'''

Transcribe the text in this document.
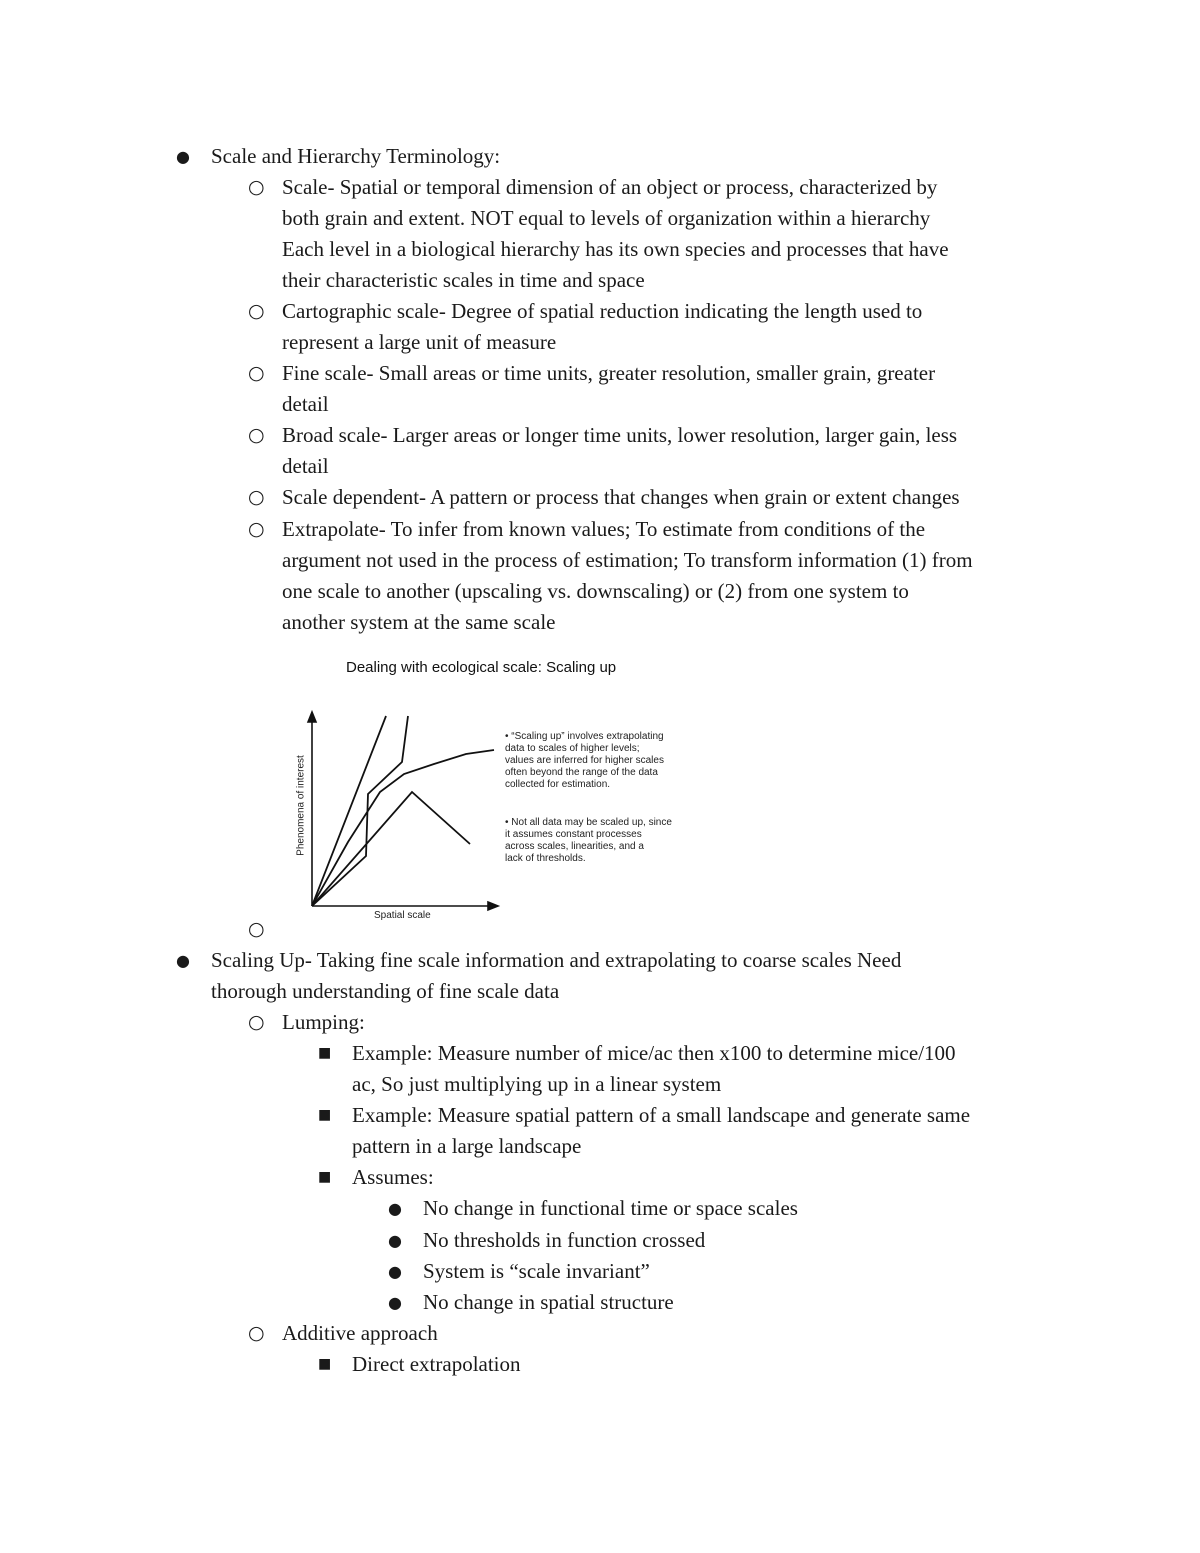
● Scale and Hierarchy Terminology:
○ Scale- Spatial or temporal dimension of an object or process, characterized by
both grain and extent. NOT equal to levels of organization within a hierarchy
Each level in a biological hierarchy has its own species and processes that have
their characteristic scales in time and space
○ Cartographic scale- Degree of spatial reduction indicating the length used to
represent a large unit of measure
○ Fine scale- Small areas or time units, greater resolution, smaller grain, greater
detail
○ Broad scale- Larger areas or longer time units, lower resolution, larger gain, less
detail
○ Scale dependent- A pattern or process that changes when grain or extent changes
○ Extrapolate- To infer from known values; To estimate from conditions of the
argument not used in the process of estimation; To transform information (1) from
one scale to another (upscaling vs. downscaling) or (2) from one system to
another system at the same scale
Dealing with ecological scale: Scaling up
Phenomena of interest
Spatial scale
• “Scaling up” involves extrapolating
data to scales of higher levels;
values are inferred for higher scales
often beyond the range of the data
collected for estimation.
• Not all data may be scaled up, since
it assumes constant processes
across scales, linearities, and a
lack of thresholds.
○
● Scaling Up- Taking fine scale information and extrapolating to coarse scales Need
thorough understanding of fine scale data
○ Lumping:
■ Example: Measure number of mice/ac then x100 to determine mice/100
ac, So just multiplying up in a linear system
■ Example: Measure spatial pattern of a small landscape and generate same
pattern in a large landscape
■ Assumes:
● No change in functional time or space scales
● No thresholds in function crossed
● System is “scale invariant”
● No change in spatial structure
○ Additive approach
■ Direct extrapolation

'''

Short problem: Pull out every line of the entries that includes the word "thresholds".

Reply to the task:
lack of thresholds.
● No thresholds in function crossed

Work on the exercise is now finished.